***
**Author:** Josiah Wallis \
Created for use in CS/STAT108: Data Science Ethics (UCR - Winter 2024)
***

# Data Preprocessing and Visualization
This week, we'll discuss how to use built-in `numpy` and `pandas` functionality to do some data cleaning, preprocessing, and plotting. We'll see examples of how to use two fundamental plotting libraries: `matplotlib` and `seaborn`. This will give you the fundamentals to start your first integrative assignment!\
\
Before running the code, please download the **[Global Temperature Records](https://www.kaggle.com/datasets/maso0dahmed/global-temperature-records-1850-2022?resource=download)** dataset, upload it to your google colab environment, and rename it `data.csv`.

# Data Preprocessing
`pandas` has some great built-in tools for basic data preprocessing like removing or filling null values. Let's see some below!

In [None]:
# Import libraries
import numpy as np
import pandas as pd

In [None]:
# Load data
data = pd.read_csv('data.csv')
data

## Locating and filtering na/null values

isna() and any()

In [None]:
data.isna()

In [None]:
data.isna().any()

In [None]:
# Grab data points with na values
points_na, column_idxs = np.where(data.isna())
print(f'Datapoints with null values: {points_na[:3]}\nNull columns: {list(data.columns[column_idxs[:3]])}')

In [None]:
# What percent of our data has na values?
points_na_uniq = np.unique(points_na)
num_null_points = len(points_na_uniq)

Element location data
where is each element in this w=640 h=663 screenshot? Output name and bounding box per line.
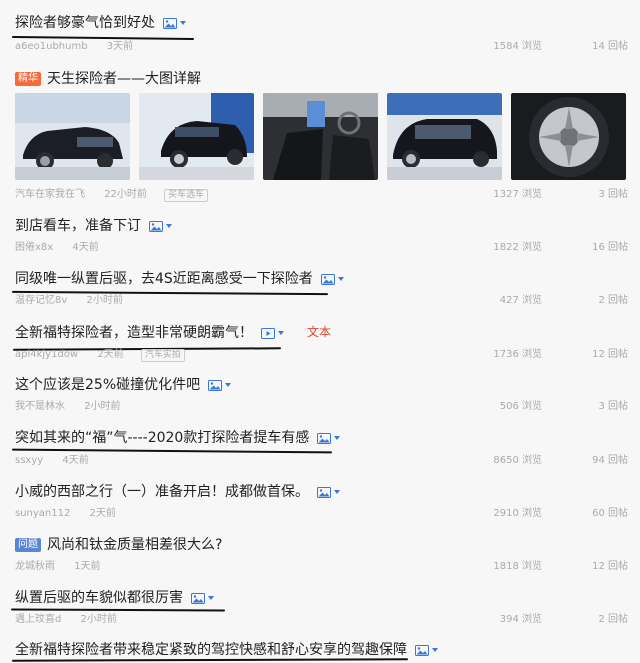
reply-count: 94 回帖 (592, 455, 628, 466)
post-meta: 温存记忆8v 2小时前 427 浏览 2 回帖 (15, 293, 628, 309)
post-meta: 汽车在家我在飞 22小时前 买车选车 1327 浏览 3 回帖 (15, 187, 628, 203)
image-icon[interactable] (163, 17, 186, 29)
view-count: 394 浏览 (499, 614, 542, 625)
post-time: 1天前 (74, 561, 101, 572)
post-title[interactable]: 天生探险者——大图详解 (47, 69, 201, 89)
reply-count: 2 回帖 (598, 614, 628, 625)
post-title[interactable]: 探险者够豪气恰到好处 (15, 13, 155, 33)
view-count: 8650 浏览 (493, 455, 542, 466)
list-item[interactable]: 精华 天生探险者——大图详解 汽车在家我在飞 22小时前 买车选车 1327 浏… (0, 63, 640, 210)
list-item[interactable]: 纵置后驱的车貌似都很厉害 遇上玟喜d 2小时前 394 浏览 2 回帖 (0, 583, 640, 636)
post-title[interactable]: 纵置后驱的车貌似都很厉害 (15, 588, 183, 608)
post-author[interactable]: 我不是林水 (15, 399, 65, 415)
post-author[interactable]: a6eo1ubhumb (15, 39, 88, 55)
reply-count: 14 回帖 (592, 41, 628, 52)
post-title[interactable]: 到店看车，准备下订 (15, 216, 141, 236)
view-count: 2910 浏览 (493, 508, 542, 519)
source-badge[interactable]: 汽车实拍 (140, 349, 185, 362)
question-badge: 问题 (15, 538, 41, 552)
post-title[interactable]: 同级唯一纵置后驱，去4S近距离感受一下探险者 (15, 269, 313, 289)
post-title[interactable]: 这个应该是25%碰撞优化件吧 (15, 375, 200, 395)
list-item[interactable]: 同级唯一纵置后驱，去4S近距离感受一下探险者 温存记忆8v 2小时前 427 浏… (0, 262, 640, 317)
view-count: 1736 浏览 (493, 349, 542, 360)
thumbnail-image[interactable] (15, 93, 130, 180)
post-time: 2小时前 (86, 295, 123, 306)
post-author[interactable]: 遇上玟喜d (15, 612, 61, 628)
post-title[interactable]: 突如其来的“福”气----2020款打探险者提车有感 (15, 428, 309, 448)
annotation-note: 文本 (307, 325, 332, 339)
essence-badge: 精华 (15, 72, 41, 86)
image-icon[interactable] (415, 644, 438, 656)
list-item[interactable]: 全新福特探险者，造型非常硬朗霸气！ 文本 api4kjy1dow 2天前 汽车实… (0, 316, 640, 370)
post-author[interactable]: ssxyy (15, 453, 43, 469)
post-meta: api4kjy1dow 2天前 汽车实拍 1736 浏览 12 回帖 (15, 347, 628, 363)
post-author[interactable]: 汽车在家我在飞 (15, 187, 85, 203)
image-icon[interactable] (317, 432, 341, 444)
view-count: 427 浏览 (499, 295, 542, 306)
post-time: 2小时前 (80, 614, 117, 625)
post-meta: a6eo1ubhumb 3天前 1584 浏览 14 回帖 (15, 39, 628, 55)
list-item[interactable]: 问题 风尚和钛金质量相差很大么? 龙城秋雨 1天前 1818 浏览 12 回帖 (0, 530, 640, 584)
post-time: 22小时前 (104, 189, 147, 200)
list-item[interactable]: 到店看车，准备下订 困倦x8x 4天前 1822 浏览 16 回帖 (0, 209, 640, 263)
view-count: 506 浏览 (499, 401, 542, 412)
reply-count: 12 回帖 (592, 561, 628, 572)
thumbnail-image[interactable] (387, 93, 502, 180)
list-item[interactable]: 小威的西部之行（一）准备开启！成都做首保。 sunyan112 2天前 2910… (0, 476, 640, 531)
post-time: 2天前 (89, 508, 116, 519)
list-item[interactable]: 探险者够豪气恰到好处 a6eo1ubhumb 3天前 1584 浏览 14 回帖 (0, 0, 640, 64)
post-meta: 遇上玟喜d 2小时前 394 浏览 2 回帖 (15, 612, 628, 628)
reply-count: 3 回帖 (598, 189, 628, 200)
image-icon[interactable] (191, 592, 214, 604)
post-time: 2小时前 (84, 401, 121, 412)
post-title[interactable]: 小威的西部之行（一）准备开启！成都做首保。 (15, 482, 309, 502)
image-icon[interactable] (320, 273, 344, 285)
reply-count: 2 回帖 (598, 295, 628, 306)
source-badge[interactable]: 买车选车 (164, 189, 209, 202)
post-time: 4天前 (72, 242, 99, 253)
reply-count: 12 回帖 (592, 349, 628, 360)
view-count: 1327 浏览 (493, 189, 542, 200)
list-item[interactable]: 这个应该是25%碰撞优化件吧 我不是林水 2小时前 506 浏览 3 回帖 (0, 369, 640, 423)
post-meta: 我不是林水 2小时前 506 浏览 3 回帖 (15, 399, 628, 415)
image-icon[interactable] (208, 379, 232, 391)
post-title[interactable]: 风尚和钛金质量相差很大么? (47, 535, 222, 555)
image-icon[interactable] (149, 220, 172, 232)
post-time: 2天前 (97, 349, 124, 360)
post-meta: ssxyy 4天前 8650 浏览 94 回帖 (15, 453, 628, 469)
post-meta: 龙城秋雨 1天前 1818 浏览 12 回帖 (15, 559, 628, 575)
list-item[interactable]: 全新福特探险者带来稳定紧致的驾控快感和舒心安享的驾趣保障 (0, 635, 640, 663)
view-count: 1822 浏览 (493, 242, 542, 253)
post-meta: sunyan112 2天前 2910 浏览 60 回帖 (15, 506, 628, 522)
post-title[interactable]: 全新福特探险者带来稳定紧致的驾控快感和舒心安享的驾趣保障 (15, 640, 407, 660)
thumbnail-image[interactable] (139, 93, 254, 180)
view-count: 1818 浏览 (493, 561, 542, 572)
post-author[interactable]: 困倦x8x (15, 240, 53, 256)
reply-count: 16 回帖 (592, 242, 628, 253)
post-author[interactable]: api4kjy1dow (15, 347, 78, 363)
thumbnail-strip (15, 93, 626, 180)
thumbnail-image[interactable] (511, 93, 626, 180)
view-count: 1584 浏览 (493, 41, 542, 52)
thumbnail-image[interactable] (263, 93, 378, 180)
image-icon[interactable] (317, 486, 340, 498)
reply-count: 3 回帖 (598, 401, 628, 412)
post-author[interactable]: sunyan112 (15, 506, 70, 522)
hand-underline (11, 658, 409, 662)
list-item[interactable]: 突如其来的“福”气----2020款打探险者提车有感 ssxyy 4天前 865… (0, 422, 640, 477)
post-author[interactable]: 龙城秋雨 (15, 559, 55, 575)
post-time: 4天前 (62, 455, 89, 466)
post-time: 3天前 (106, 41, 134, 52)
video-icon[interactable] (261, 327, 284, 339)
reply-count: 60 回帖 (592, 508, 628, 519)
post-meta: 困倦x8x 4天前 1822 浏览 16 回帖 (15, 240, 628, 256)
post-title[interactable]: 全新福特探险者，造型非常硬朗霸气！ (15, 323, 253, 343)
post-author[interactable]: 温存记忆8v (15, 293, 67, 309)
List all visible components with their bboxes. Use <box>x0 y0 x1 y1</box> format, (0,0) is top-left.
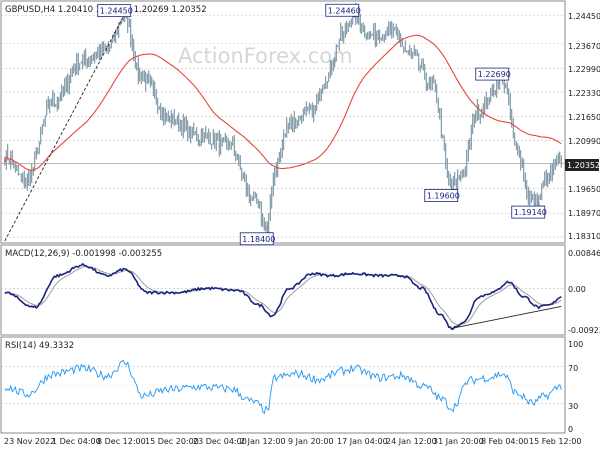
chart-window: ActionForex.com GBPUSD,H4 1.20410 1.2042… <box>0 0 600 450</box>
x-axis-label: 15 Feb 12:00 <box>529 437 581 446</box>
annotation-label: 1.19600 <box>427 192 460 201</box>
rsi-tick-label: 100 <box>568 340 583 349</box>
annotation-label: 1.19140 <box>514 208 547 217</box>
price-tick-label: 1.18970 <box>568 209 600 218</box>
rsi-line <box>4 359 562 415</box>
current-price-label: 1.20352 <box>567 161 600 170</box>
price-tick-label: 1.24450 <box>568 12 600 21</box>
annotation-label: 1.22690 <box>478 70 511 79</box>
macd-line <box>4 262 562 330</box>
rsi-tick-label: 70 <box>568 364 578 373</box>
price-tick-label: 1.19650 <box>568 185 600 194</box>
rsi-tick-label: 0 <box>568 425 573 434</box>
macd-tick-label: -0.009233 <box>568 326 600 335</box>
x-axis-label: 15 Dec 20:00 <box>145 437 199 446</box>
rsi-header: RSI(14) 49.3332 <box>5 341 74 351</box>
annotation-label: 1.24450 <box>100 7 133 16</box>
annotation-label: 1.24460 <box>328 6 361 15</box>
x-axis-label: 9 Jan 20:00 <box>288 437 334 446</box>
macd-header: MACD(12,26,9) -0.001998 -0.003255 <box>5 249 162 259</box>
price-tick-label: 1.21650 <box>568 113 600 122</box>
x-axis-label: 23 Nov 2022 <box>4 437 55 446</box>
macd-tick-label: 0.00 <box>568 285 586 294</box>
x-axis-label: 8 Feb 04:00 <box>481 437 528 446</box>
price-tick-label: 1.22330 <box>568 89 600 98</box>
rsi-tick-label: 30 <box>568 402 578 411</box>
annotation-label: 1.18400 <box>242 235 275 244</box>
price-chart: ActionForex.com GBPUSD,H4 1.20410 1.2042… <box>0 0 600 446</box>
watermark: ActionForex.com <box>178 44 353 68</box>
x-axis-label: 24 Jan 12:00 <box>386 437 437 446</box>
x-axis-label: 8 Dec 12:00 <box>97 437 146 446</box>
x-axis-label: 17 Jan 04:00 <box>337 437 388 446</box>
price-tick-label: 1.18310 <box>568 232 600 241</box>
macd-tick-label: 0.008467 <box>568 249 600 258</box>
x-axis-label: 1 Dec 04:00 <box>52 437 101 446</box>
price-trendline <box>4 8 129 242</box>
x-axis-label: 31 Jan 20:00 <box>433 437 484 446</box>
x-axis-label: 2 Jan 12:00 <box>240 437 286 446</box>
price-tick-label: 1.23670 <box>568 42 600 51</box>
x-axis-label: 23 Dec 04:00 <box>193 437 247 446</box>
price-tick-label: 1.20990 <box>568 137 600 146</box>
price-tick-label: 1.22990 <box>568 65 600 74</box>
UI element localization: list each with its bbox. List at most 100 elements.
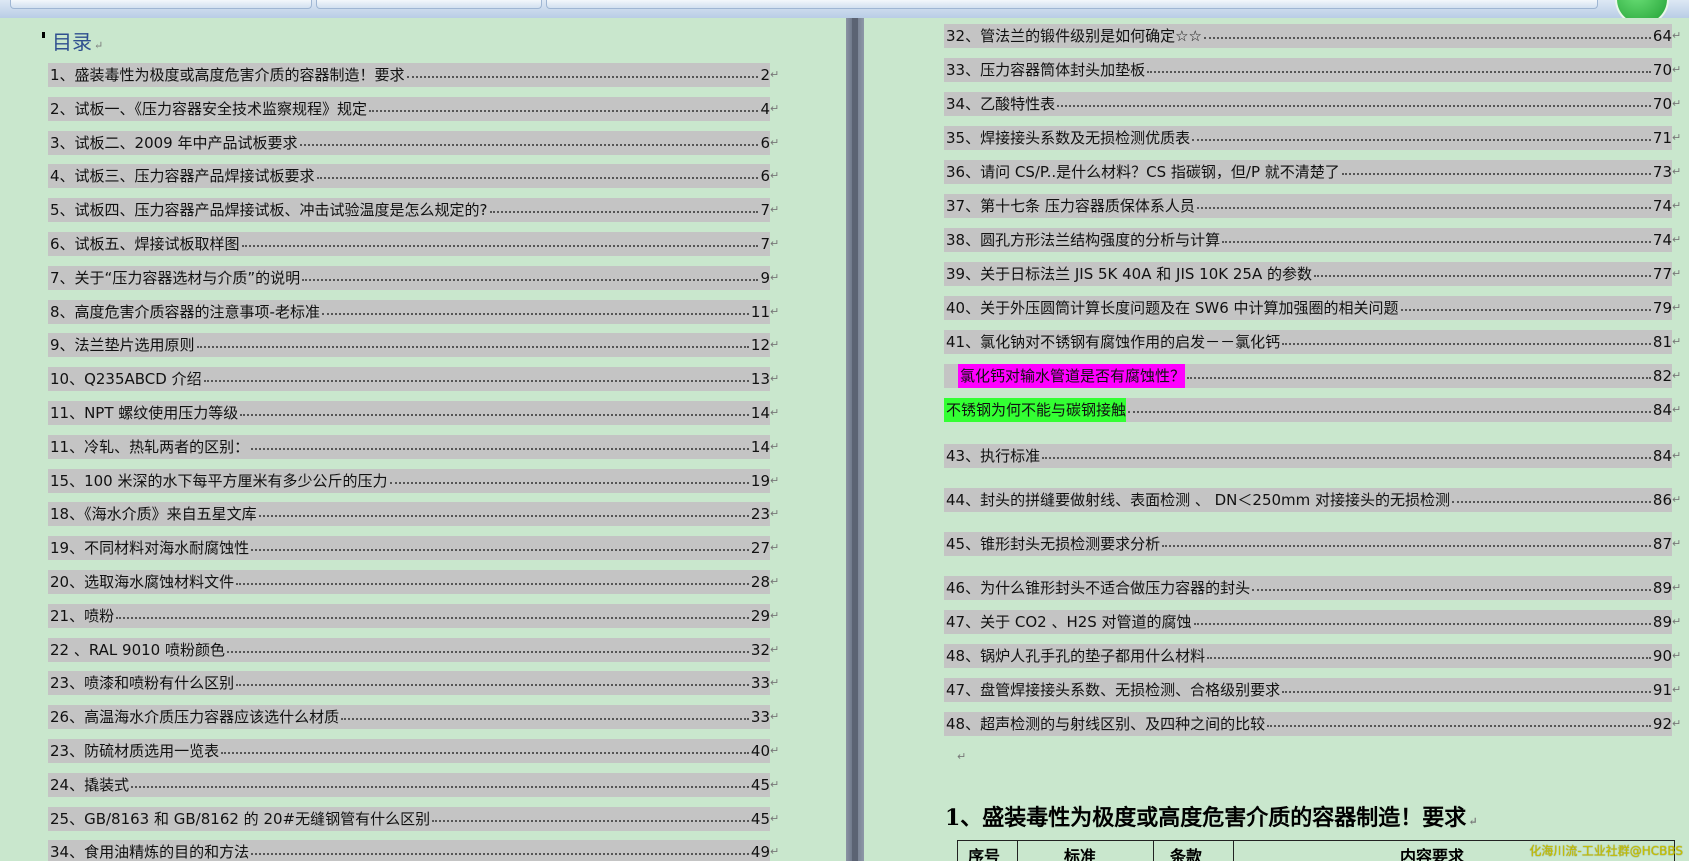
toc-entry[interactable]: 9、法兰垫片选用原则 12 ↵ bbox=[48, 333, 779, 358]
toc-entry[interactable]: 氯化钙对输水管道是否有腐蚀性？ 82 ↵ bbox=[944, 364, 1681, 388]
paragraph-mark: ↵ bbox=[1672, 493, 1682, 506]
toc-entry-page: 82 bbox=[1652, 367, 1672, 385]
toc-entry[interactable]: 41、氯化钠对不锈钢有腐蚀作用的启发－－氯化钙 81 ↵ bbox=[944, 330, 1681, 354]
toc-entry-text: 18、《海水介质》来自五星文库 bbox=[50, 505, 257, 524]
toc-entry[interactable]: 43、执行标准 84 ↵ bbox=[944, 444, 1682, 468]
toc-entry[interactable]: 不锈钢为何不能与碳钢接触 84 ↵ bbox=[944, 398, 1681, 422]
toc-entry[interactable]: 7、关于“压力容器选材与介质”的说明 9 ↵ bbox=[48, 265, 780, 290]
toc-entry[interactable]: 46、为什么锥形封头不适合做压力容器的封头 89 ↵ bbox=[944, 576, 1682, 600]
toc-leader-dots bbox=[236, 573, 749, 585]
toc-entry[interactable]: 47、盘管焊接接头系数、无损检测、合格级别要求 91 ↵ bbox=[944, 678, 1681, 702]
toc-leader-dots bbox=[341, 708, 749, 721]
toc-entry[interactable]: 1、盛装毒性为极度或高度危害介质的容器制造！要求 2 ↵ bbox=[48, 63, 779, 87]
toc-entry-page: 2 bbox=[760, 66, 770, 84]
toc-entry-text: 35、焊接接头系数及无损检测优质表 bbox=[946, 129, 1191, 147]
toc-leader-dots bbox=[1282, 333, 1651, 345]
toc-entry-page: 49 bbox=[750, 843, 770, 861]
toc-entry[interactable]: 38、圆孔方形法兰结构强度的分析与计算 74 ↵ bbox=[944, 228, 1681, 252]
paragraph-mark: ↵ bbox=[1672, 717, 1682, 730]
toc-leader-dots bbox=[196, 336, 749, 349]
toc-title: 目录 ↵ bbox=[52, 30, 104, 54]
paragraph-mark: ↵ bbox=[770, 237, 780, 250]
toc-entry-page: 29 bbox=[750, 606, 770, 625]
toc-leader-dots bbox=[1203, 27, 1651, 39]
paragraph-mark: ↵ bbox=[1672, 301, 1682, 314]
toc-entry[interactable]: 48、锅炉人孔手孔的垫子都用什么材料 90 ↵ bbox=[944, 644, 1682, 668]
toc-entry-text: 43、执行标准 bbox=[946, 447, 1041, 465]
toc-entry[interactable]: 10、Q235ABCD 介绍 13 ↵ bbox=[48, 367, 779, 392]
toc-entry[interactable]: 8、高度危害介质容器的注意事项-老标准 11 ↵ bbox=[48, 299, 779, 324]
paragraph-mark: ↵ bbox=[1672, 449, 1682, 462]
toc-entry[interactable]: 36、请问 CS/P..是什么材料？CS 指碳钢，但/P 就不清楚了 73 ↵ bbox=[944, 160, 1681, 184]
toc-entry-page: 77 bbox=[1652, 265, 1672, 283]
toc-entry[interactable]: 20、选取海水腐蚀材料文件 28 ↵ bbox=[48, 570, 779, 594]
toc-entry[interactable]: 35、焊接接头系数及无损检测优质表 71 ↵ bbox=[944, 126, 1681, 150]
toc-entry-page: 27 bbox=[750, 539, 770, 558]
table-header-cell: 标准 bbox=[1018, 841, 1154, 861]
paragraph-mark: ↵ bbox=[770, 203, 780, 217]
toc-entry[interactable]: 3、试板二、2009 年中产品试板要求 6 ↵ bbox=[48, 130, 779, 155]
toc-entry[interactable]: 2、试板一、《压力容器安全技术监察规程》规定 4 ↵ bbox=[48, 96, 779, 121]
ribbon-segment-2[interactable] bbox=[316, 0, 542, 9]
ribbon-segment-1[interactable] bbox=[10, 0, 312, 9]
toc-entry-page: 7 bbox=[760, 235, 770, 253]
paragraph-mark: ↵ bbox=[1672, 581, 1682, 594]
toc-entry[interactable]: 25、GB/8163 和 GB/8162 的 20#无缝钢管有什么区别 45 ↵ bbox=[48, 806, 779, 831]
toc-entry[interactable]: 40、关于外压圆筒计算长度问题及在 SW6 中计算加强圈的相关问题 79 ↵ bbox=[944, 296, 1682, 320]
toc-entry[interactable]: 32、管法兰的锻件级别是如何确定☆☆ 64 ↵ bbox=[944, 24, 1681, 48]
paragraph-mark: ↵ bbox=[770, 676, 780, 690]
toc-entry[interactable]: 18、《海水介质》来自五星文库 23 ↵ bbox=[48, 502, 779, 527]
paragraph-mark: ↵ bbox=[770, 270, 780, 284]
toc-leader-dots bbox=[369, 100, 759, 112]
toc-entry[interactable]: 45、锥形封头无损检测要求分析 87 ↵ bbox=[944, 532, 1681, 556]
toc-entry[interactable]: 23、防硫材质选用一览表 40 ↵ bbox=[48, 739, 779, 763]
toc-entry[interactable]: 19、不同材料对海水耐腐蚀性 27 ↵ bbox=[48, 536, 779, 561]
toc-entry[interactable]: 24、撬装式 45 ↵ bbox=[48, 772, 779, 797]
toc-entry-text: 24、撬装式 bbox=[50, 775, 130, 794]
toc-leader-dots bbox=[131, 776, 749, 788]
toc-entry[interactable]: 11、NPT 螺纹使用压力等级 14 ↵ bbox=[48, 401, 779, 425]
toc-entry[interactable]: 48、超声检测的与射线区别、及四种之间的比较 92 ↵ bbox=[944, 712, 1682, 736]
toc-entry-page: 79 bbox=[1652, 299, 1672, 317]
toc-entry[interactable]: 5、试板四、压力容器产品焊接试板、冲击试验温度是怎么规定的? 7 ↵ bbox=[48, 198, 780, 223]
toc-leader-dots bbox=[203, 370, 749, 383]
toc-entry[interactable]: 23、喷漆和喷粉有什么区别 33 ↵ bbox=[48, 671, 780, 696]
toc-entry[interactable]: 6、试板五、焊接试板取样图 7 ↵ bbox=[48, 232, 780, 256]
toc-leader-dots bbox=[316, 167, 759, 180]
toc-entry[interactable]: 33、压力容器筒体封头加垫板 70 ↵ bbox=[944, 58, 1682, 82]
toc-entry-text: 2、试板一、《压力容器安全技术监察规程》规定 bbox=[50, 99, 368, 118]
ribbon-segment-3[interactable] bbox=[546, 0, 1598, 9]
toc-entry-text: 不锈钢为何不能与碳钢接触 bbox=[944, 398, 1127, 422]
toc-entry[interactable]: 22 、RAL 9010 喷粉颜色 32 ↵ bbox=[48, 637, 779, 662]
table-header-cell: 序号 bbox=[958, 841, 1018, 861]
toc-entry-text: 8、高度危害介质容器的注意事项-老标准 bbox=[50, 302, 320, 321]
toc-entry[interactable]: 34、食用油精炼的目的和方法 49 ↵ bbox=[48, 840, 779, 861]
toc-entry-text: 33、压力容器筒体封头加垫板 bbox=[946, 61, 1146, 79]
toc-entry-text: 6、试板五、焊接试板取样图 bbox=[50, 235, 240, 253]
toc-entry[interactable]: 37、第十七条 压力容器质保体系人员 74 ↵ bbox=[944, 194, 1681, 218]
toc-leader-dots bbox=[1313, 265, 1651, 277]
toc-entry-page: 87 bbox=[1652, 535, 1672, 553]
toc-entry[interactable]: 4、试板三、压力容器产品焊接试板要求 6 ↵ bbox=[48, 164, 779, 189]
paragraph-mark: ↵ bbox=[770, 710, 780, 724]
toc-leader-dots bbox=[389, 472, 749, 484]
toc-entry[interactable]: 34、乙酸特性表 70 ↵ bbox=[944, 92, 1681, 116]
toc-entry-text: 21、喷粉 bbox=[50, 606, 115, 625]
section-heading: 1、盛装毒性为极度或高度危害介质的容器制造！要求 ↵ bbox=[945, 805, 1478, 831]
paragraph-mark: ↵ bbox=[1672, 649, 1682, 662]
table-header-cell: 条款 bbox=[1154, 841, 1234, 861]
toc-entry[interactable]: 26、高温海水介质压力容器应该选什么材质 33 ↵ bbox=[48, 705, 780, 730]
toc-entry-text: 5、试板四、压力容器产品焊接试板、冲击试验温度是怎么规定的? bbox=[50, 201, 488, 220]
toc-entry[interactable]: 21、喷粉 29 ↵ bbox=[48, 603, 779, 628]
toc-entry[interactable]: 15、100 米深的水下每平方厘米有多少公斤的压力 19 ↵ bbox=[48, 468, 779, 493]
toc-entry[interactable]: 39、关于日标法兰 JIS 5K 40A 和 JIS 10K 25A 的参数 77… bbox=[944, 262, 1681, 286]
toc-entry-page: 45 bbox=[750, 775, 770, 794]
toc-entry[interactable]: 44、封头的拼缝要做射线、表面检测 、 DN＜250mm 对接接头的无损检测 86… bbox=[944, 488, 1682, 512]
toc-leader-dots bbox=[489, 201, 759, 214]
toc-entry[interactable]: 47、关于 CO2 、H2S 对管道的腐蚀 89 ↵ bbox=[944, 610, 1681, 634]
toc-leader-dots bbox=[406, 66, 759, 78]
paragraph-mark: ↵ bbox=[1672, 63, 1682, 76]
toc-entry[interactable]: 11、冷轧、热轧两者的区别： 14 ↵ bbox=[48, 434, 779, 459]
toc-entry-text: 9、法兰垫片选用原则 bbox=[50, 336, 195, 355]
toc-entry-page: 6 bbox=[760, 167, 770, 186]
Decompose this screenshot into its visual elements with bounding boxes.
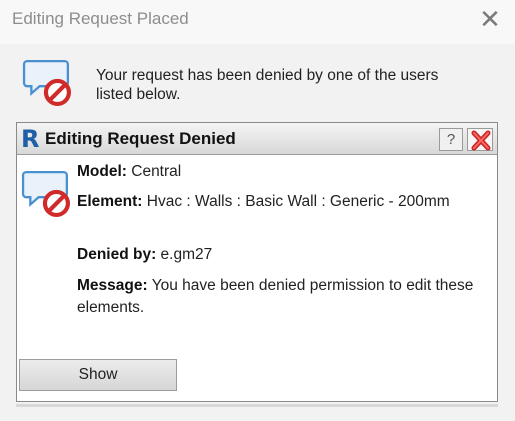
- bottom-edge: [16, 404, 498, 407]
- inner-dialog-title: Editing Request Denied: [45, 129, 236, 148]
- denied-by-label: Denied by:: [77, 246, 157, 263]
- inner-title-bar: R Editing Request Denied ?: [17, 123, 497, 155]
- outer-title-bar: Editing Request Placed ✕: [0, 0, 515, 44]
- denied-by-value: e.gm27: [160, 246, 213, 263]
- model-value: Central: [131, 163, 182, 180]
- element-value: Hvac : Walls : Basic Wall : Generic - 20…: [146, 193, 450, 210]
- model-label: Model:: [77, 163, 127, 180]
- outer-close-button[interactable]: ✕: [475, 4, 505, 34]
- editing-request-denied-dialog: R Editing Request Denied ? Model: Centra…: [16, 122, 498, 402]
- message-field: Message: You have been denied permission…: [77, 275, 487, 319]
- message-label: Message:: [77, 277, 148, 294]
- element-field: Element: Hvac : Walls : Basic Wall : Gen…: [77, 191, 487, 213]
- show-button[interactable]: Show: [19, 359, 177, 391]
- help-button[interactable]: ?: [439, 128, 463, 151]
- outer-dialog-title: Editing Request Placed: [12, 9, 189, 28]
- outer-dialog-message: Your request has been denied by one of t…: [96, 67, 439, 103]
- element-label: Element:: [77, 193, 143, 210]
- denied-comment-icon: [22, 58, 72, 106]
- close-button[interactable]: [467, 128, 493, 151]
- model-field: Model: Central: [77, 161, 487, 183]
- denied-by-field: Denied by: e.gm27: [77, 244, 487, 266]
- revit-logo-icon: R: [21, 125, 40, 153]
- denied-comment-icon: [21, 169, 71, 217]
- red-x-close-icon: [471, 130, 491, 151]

▶ [DIRECTIVES]:
(a) Do these statements agree with the preprocessing notebook? Answer yes or no for each, quoting the deciding words. (i) The downloaded dataset should be renamed before the code is run. (ii) The notebook was made for a course taught in Fall 2023. (iii) The two plotting libraries it covers are `matplotlib` and `plotly`.
(b) In the preprocessing notebook, what function call produces `points_na` and `column_idxs`?
(c) How would the preprocessing notebook go on after its last line? Write the continuation.
The material isn't needed here.

▶ [RESULTS]:
(a)
(i) Yes: "and rename it `data.csv`"
(ii) No: "UCR - Winter 2024"
(iii) No: "two fundamental plotting libraries: `matplotlib` and `seaborn`"

(b) `np.where(data.isna())`

(c)
print(f'Number of points with null values: {num_null_points}\nPercent of data with null values: {num_null_points / data.shape[0]:.2%}')

In [None]:
data.loc[points_na_uniq[:3]]

In [None]:
# Find number of na values per feature
na_mask = data.isna().any()
columns_w_na = data.columns[na_mask]
for col in columns_w_na:
  num_na = data[col].isna().sum()
  print(f'{col} na count: {num_na}')

In [None]:
# dataset without samples with na values
data_dropna = data.dropna().copy()
data_dropna.shape

In [None]:
len(data) - len(data_dropna) == len(points_na_uniq)

fillna()

In [None]:
# New dataset with only numerical values
data_num = data.select_dtypes(include = ['number']).copy()
data_num

In [None]:
data_num.mean()

In [None]:
data_num = data_num.fillna(data_num.mean())
data_num.loc[points_na_uniq]

`pandas` has many data transformation functions/methods like `DataFrame.map` and `DataFrame.replace`. If you think there's away to clean/preprocess, there is probably a method or function for it. Check the documentation or google! We'll see some useful functionality as needed.

***
## Data Visualization


In [None]:
# Import libraries
import matplotlib.pyplot as plt
import seaborn as sns

%matplotlib inline

In [None]:
data.head()

### `pandas` plotting

In [None]:
df = pd.DataFrame(data, columns = ['AverageTemperature', 'Country'])
df.head()

In [None]:
df['AverageTemperature'].hist()
plt.show()

In [None]:
df['Country'].value_counts().plot.pie(figsize = (18, 12))
plt.show()

### `plt` plotting

In [None]:
# Plot sin(x)
x = np.linspace(-4, 4, 100)
y = np.sin(x)

plt.plot(x, y, color = 'green', linestyle = '--')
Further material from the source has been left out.